_Work to do_.
Nothing in the records may be left out or altered; reproduce them all exactly.

___ Data supplied ___

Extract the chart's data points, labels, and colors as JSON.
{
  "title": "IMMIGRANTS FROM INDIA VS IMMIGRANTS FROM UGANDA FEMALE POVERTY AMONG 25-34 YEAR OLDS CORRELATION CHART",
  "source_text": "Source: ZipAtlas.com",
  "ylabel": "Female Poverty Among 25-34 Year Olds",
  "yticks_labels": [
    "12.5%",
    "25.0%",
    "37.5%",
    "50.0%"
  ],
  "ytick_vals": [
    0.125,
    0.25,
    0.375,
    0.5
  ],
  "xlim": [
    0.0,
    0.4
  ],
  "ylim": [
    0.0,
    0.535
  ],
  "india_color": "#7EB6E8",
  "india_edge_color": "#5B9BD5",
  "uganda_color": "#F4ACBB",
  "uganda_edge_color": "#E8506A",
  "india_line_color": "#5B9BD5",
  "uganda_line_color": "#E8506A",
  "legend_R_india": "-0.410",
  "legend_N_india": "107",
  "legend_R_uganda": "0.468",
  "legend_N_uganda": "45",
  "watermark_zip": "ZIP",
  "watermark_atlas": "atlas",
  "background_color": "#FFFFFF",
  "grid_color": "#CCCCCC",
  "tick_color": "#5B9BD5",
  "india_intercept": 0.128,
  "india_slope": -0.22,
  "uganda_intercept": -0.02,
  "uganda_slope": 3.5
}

___

_Written solution_.
Extract the chart's data points, labels, and colors as JSON.
{
  "title": "IMMIGRANTS FROM INDIA VS IMMIGRANTS FROM UGANDA FEMALE POVERTY AMONG 25-34 YEAR OLDS CORRELATION CHART",
  "source_text": "Source: ZipAtlas.com",
  "ylabel": "Female Poverty Among 25-34 Year Olds",
  "yticks_labels": [
    "12.5%",
    "25.0%",
    "37.5%",
    "50.0%"
  ],
  "ytick_vals": [
    0.125,
    0.25,
    0.375,
    0.5
  ],
  "xlim": [
    0.0,
    0.4
  ],
  "ylim": [
    0.0,
    0.535
  ],
  "india_color": "#7EB6E8",
  "india_edge_color": "#5B9BD5",
  "uganda_color": "#F4ACBB",
  "uganda_edge_color": "#E8506A",
  "india_line_color": "#5B9BD5",
  "uganda_line_color": "#E8506A",
  "legend_R_india": "-0.410",
  "legend_N_india": "107",
  "legend_R_uganda": "0.468",
  "legend_N_uganda": "45",
  "watermark_zip": "ZIP",
  "watermark_atlas": "atlas",
  "background_color": "#FFFFFF",
  "grid_color": "#CCCCCC",
  "tick_color": "#5B9BD5",
  "india_intercept": 0.128,
  "india_slope": -0.22,
  "uganda_intercept": -0.02,
  "uganda_slope": 3.5
}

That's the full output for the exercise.